Supplied entries -
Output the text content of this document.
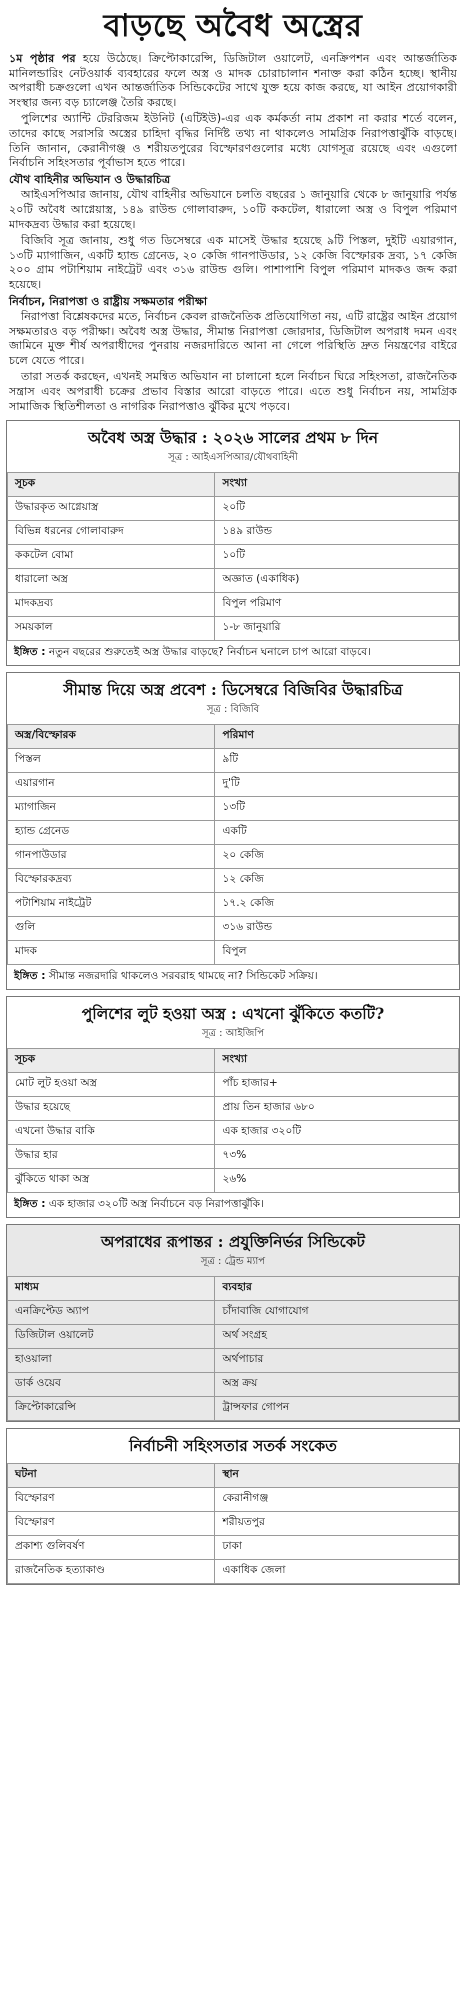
বাড়ছে অবৈধ অস্ত্রের

১ম পৃষ্ঠার পর হয়ে উঠেছে। ক্রিপ্টোকারেন্সি, ডিজিটাল ওয়ালেট, এনক্রিপশন এবং আন্তর্জাতিক মানিলন্ডারিং নেটওয়ার্ক ব্যবহারের ফলে অস্ত্র ও মাদক চোরাচালান শনাক্ত করা কঠিন হচ্ছে। স্থানীয় অপরাধী চক্রগুলো এখন আন্তর্জাতিক সিন্ডিকেটের সাথে যুক্ত হয়ে কাজ করছে, যা আইন প্রয়োগকারী সংস্থার জন্য বড় চ্যালেঞ্জ তৈরি করছে।

পুলিশের অ্যান্টি টেররিজম ইউনিট (এটিইউ)-এর এক কর্মকর্তা নাম প্রকাশ না করার শর্তে বলেন, তাদের কাছে সরাসরি অস্ত্রের চাহিদা বৃদ্ধির নির্দিষ্ট তথ্য না থাকলেও সামগ্রিক নিরাপত্তাঝুঁকি বাড়ছে। তিনি জানান, কেরানীগঞ্জ ও শরীয়তপুরের বিস্ফোরণগুলোর মধ্যে যোগসূত্র রয়েছে এবং এগুলো নির্বাচনি সহিংসতার পূর্বাভাস হতে পারে।

যৌথ বাহিনীর অভিযান ও উদ্ধারচিত্র

আইএসপিআর জানায়, যৌথ বাহিনীর অভিযানে চলতি বছরের ১ জানুয়ারি থেকে ৮ জানুয়ারি পর্যন্ত ২০টি অবৈধ আগ্নেয়াস্ত্র, ১৪৯ রাউন্ড গোলাবারুদ, ১০টি ককটেল, ধারালো অস্ত্র ও বিপুল পরিমাণ মাদকদ্রব্য উদ্ধার করা হয়েছে।

বিজিবি সূত্র জানায়, শুধু গত ডিসেম্বরে এক মাসেই উদ্ধার হয়েছে ৯টি পিস্তল, দুইটি এয়ারগান, ১৩টি ম্যাগাজিন, একটি হ্যান্ড গ্রেনেড, ২০ কেজি গানপাউডার, ১২ কেজি বিস্ফোরক দ্রব্য, ১৭ কেজি ২০০ গ্রাম পটাশিয়াম নাইট্রেট এবং ৩১৬ রাউন্ড গুলি। পাশাপাশি বিপুল পরিমাণ মাদকও জব্দ করা হয়েছে।

নির্বাচন, নিরাপত্তা ও রাষ্ট্রীয় সক্ষমতার পরীক্ষা

নিরাপত্তা বিশ্লেষকদের মতে, নির্বাচন কেবল রাজনৈতিক প্রতিযোগিতা নয়, এটি রাষ্ট্রের আইন প্রয়োগ সক্ষমতারও বড় পরীক্ষা। অবৈধ অস্ত্র উদ্ধার, সীমান্ত নিরাপত্তা জোরদার, ডিজিটাল অপরাধ দমন এবং জামিনে মুক্ত শীর্ষ অপরাধীদের পুনরায় নজরদারিতে আনা না গেলে পরিস্থিতি দ্রুত নিয়ন্ত্রণের বাইরে চলে যেতে পারে।

তারা সতর্ক করছেন, এখনই সমন্বিত অভিযান না চালানো হলে নির্বাচন ঘিরে সহিংসতা, রাজনৈতিক সন্ত্রাস এবং অপরাধী চক্রের প্রভাব বিস্তার আরো বাড়তে পারে। এতে শুধু নির্বাচন নয়, সামগ্রিক সামাজিক স্থিতিশীলতা ও নাগরিক নিরাপত্তাও ঝুঁকির মুখে পড়বে।

অবৈধ অস্ত্র উদ্ধার : ২০২৬ সালের প্রথম ৮ দিন
সূত্র : আইএসপিআর/যৌথবাহিনী
সূচক	সংখ্যা
উদ্ধারকৃত আগ্নেয়াস্ত্র	২০টি
বিভিন্ন ধরনের গোলাবারুদ	১৪৯ রাউন্ড
ককটেল বোমা	১০টি
ধারালো অস্ত্র	অজ্ঞাত (একাধিক)
মাদকদ্রব্য	বিপুল পরিমাণ
সময়কাল	১-৮ জানুয়ারি
ইঙ্গিত : নতুন বছরের শুরুতেই অস্ত্র উদ্ধার বাড়ছে? নির্বাচন ঘনালে চাপ আরো বাড়বে।
সীমান্ত দিয়ে অস্ত্র প্রবেশ : ডিসেম্বরে বিজিবির উদ্ধারচিত্র
সূত্র : বিজিবি
অস্ত্র/বিস্ফোরক	পরিমাণ
পিস্তল	৯টি
এয়ারগান	দু'টি
ম্যাগাজিন	১৩টি
হ্যান্ড গ্রেনেড	একটি
গানপাউডার	২০ কেজি
বিস্ফোরকদ্রব্য	১২ কেজি
পটাশিয়াম নাইট্রেট	১৭.২ কেজি
গুলি	৩১৬ রাউন্ড
মাদক	বিপুল
ইঙ্গিত : সীমান্ত নজরদারি থাকলেও সরবরাহ থামছে না? সিন্ডিকেট সক্রিয়।
পুলিশের লুট হওয়া অস্ত্র : এখনো ঝুঁকিতে কতটি?
সূত্র : আইজিপি
সূচক	সংখ্যা
মোট লুট হওয়া অস্ত্র	পাঁচ হাজার+
উদ্ধার হয়েছে	প্রায় তিন হাজার ৬৮০
এখনো উদ্ধার বাকি	এক হাজার ৩২০টি
উদ্ধার হার	৭৩%
ঝুঁকিতে থাকা অস্ত্র	২৬%
ইঙ্গিত : এক হাজার ৩২০টি অস্ত্র নির্বাচনে বড় নিরাপত্তাঝুঁকি।
অপরাধের রূপান্তর : প্রযুক্তিনির্ভর সিন্ডিকেট
সূত্র : ট্রেন্ড ম্যাপ
মাধ্যম	ব্যবহার
এনক্রিপ্টেড অ্যাপ	চাঁদাবাজি যোগাযোগ
ডিজিটাল ওয়ালেট	অর্থ সংগ্রহ
হাওয়ালা	অর্থপাচার
ডার্ক ওয়েব	অস্ত্র ক্রয়
ক্রিপ্টোকারেন্সি	ট্রান্সফার গোপন
নির্বাচনী সহিংসতার সতর্ক সংকেত
ঘটনা	স্থান
বিস্ফোরণ	কেরানীগঞ্জ
বিস্ফোরণ	শরীয়তপুর
প্রকাশ্য গুলিবর্ষণ	ঢাকা
রাজনৈতিক হত্যাকাণ্ড	একাধিক জেলা
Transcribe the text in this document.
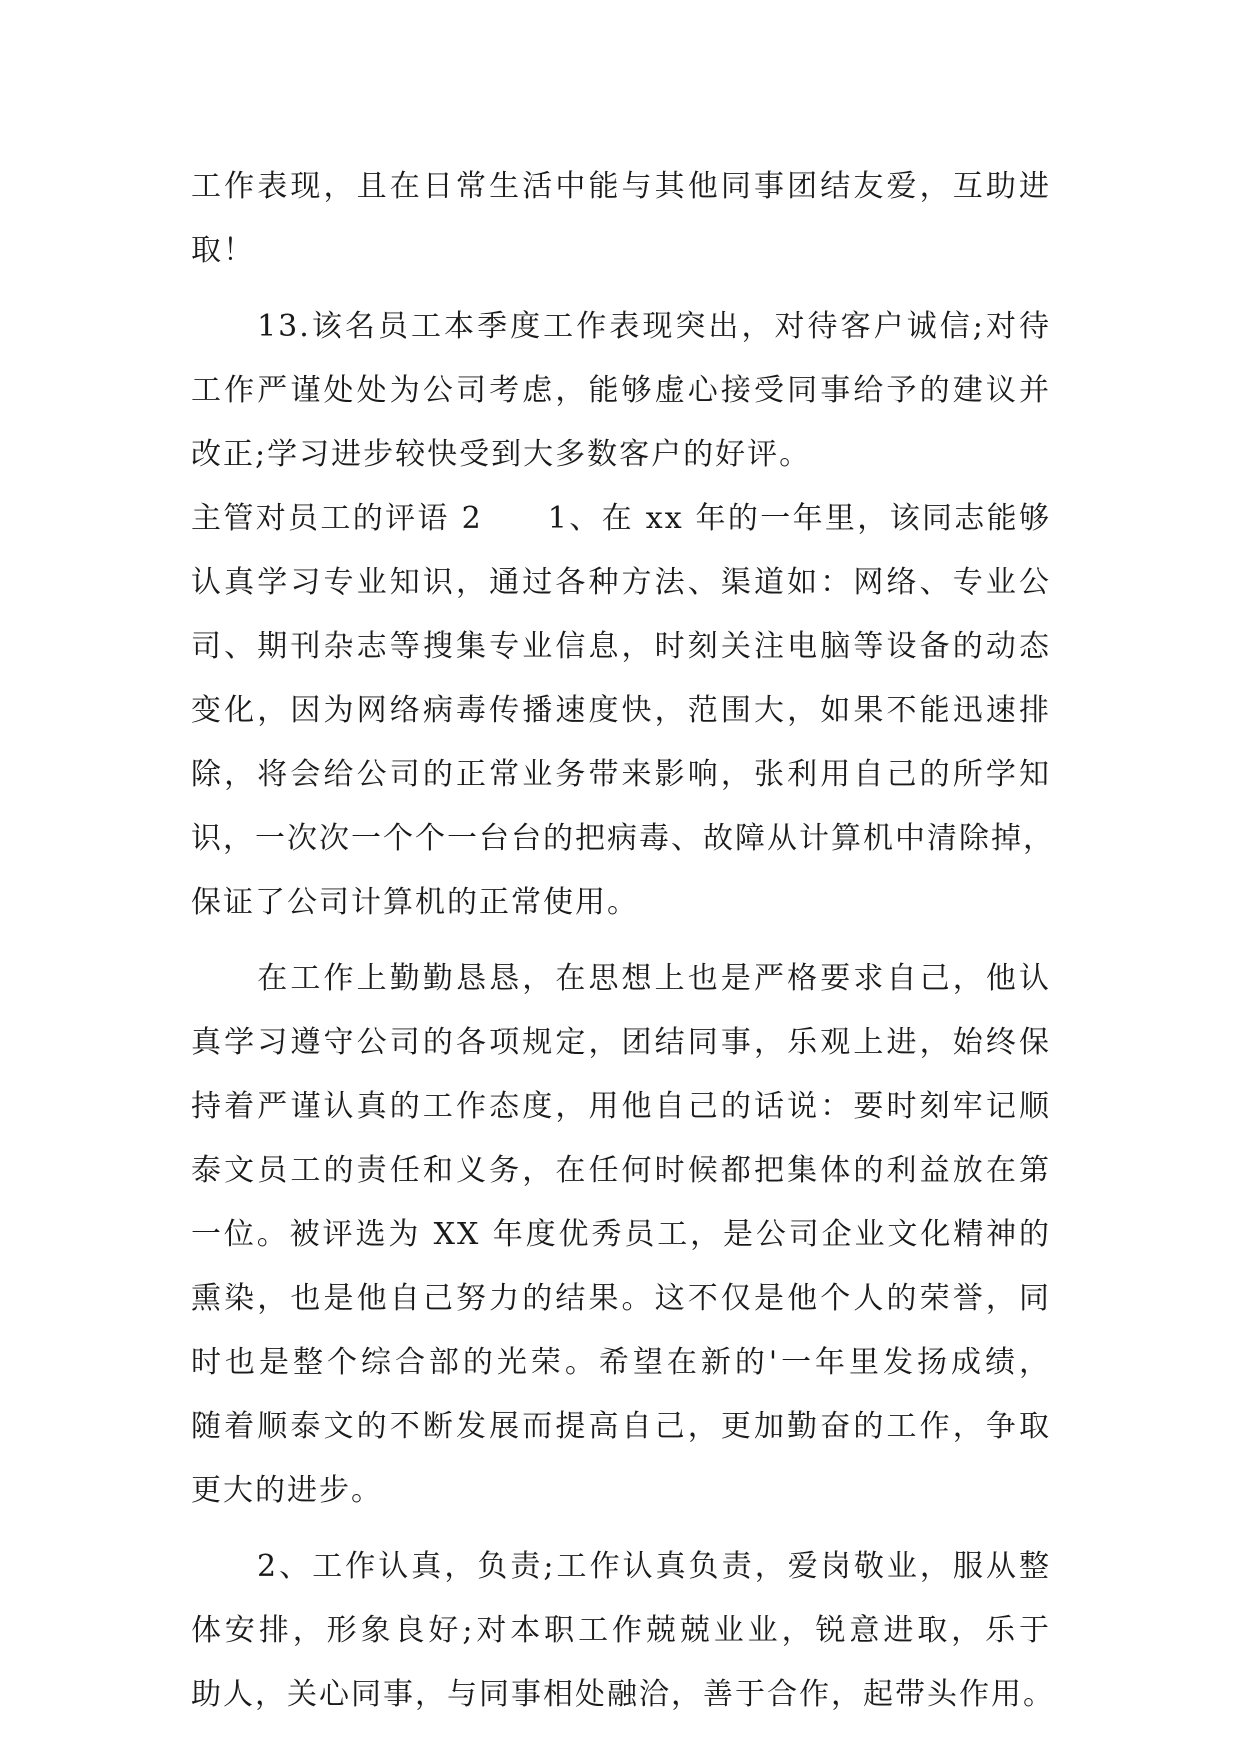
工作表现，且在日常生活中能与其他同事团结友爱，互助进
取！
　　13.该名员工本季度工作表现突出，对待客户诚信;对待
工作严谨处处为公司考虑，能够虚心接受同事给予的建议并
改正;学习进步较快受到大多数客户的好评。
主管对员工的评语 2　　1、在 xx 年的一年里，该同志能够
认真学习专业知识，通过各种方法、渠道如：网络、专业公
司、期刊杂志等搜集专业信息，时刻关注电脑等设备的动态
变化，因为网络病毒传播速度快，范围大，如果不能迅速排
除，将会给公司的正常业务带来影响，张利用自己的所学知
识，一次次一个个一台台的把病毒、故障从计算机中清除掉，
保证了公司计算机的正常使用。
　　在工作上勤勤恳恳，在思想上也是严格要求自己，他认
真学习遵守公司的各项规定，团结同事，乐观上进，始终保
持着严谨认真的工作态度，用他自己的话说：要时刻牢记顺
泰文员工的责任和义务，在任何时候都把集体的利益放在第
一位。被评选为 XX 年度优秀员工，是公司企业文化精神的
熏染，也是他自己努力的结果。这不仅是他个人的荣誉，同
时也是整个综合部的光荣。希望在新的'一年里发扬成绩，
随着顺泰文的不断发展而提高自己，更加勤奋的工作，争取
更大的进步。
　　2、工作认真，负责;工作认真负责，爱岗敬业，服从整
体安排，形象良好;对本职工作兢兢业业，锐意进取，乐于
助人，关心同事，与同事相处融洽，善于合作，起带头作用。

Instructions for the task - Show each line of the data that contains the string "আইএসপ".

Output for this task -
আইএসপিআর জানায়, যৌথ বাহিনীর অভিযানে চলতি বছরের ১ জানুয়ারি থেকে ৮ জানুয়ারি পর্যন্ত ২০টি অবৈধ আগ্নেয়াস্ত্র, ১৪৯ রাউন্ড গোলাবারুদ, ১০টি ককটেল, ধারালো অস্ত্র ও বিপুল পরিমাণ মাদকদ্রব্য উদ্ধার করা হয়েছে।
সূত্র : আইএসপিআর/যৌথবাহিনী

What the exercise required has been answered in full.